**Goal of the exercise**
Every line below that holds the string "What" should be copied out.
━━━━━━━━━━━━━━━━━━━━━━━━━━━━━━
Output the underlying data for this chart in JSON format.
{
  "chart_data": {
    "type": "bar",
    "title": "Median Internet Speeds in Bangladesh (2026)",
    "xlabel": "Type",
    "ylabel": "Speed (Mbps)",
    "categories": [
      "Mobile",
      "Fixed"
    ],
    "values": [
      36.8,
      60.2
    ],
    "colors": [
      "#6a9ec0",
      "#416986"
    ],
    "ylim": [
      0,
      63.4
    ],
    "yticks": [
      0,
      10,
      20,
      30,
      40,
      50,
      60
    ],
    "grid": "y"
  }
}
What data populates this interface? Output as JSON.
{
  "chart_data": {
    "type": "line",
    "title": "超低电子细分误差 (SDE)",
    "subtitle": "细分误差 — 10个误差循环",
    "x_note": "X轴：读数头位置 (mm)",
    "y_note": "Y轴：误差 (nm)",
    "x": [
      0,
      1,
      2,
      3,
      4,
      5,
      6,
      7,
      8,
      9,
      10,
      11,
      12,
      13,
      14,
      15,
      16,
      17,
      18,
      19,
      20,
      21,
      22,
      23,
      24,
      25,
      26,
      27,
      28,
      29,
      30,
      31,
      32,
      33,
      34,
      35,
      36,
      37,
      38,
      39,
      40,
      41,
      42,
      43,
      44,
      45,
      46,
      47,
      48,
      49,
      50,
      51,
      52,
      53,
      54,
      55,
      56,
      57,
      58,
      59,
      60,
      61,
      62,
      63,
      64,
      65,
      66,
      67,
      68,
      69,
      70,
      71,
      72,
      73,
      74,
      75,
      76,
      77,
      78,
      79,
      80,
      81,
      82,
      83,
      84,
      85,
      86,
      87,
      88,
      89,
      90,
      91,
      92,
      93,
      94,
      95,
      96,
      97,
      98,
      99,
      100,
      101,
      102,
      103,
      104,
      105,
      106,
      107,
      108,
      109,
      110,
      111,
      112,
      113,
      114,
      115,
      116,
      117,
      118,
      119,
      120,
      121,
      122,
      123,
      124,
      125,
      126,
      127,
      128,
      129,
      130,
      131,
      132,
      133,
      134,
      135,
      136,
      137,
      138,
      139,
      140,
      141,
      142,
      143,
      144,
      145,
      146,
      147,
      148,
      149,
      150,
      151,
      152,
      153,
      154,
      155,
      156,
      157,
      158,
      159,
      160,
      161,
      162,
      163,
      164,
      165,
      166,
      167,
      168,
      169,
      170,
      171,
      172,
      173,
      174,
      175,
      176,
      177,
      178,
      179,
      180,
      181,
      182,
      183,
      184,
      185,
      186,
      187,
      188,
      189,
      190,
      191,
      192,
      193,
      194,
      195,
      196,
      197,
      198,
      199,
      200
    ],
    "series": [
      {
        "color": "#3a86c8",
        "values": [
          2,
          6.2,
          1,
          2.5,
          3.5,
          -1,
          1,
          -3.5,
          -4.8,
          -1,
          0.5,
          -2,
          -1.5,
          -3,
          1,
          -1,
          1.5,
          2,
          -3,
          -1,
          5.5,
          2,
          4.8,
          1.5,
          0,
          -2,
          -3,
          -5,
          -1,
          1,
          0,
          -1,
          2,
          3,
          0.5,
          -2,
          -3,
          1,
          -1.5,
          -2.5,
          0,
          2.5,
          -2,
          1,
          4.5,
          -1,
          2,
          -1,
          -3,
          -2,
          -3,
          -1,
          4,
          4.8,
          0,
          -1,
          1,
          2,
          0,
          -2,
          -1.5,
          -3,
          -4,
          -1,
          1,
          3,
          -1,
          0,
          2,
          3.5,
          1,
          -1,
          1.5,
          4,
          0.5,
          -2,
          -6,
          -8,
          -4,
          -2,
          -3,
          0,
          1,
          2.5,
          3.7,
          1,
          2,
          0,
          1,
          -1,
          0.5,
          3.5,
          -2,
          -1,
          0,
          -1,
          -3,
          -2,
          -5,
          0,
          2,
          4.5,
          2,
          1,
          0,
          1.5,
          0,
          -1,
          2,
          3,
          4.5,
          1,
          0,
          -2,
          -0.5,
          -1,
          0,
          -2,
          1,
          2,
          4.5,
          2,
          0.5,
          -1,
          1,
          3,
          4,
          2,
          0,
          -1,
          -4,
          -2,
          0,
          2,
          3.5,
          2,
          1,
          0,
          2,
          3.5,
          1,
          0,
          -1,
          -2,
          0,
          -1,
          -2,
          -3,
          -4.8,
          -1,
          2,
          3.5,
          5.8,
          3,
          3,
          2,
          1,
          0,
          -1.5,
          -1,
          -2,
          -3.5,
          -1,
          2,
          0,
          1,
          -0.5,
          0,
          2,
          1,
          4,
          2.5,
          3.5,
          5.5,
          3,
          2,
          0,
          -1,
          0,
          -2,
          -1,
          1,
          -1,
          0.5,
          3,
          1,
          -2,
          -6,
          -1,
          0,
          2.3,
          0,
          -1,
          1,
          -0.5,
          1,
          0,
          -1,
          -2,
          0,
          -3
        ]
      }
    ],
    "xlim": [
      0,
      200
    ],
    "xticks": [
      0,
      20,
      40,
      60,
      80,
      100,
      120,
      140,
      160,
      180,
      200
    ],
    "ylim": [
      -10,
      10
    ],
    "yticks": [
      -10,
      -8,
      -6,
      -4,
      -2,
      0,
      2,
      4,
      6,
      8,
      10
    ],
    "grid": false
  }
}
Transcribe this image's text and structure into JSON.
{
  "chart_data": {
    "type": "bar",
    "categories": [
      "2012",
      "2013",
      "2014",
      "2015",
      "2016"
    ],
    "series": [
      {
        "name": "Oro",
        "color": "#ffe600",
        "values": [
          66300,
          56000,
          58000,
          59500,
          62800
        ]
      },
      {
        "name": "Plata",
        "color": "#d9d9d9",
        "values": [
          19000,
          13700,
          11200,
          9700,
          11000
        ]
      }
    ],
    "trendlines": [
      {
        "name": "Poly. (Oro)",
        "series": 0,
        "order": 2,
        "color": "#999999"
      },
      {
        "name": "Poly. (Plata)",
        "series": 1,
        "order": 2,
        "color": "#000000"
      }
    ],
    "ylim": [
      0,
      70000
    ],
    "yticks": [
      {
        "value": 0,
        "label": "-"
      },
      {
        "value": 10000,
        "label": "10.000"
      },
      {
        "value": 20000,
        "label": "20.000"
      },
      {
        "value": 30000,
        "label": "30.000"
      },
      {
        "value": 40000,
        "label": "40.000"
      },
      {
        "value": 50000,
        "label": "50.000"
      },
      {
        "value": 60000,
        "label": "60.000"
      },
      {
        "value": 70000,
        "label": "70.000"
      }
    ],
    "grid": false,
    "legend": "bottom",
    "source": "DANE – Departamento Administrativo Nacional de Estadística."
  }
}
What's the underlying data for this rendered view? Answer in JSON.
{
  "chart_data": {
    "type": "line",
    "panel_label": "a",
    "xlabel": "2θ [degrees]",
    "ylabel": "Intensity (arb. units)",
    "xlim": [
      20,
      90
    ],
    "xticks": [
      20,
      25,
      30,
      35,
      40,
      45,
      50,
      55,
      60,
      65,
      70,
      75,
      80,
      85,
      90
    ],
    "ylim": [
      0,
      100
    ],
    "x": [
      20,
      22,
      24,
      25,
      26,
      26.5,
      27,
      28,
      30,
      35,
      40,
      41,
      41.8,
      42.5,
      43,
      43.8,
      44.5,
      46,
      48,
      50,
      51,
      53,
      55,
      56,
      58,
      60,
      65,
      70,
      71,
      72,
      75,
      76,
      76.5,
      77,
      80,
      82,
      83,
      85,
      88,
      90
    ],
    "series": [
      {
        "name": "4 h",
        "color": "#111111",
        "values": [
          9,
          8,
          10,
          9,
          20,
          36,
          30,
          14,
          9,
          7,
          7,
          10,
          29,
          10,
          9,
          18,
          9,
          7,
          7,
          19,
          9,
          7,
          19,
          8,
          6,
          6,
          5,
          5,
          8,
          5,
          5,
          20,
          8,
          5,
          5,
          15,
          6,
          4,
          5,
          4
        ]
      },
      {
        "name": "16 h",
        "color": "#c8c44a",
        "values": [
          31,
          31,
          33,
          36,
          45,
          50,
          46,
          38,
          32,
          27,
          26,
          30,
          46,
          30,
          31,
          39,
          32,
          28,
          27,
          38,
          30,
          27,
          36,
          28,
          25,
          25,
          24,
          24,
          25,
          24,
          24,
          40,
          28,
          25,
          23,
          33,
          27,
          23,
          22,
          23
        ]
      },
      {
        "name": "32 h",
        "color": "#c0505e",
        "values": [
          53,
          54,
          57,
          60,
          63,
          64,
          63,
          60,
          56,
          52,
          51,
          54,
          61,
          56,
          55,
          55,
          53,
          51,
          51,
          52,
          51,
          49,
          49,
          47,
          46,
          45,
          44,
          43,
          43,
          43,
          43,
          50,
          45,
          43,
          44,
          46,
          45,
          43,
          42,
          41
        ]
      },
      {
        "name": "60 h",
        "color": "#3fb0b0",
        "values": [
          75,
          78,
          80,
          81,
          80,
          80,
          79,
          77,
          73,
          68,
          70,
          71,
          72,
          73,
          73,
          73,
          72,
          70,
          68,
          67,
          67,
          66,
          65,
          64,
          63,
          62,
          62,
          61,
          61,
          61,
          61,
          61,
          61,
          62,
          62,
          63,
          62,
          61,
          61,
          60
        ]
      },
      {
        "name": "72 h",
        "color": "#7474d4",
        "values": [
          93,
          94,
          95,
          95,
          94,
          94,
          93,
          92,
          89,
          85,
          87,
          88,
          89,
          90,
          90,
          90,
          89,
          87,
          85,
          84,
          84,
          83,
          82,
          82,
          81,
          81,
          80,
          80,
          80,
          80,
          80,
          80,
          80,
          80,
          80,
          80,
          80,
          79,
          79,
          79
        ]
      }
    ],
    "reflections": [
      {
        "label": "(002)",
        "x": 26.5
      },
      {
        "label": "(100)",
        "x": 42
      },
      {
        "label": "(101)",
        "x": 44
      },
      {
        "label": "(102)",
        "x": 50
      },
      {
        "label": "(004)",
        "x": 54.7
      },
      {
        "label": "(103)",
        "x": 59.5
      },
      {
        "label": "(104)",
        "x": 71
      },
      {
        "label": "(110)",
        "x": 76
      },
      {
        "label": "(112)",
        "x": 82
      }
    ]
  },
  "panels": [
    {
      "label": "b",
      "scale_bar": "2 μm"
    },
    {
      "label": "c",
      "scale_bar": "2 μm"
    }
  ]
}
━━━━━━━━━━━━━━━━━━━━━━━━━━━━━━
**Final result**
What data populates this interface? Output as JSON.
What's the underlying data for this rendered view? Answer in JSON.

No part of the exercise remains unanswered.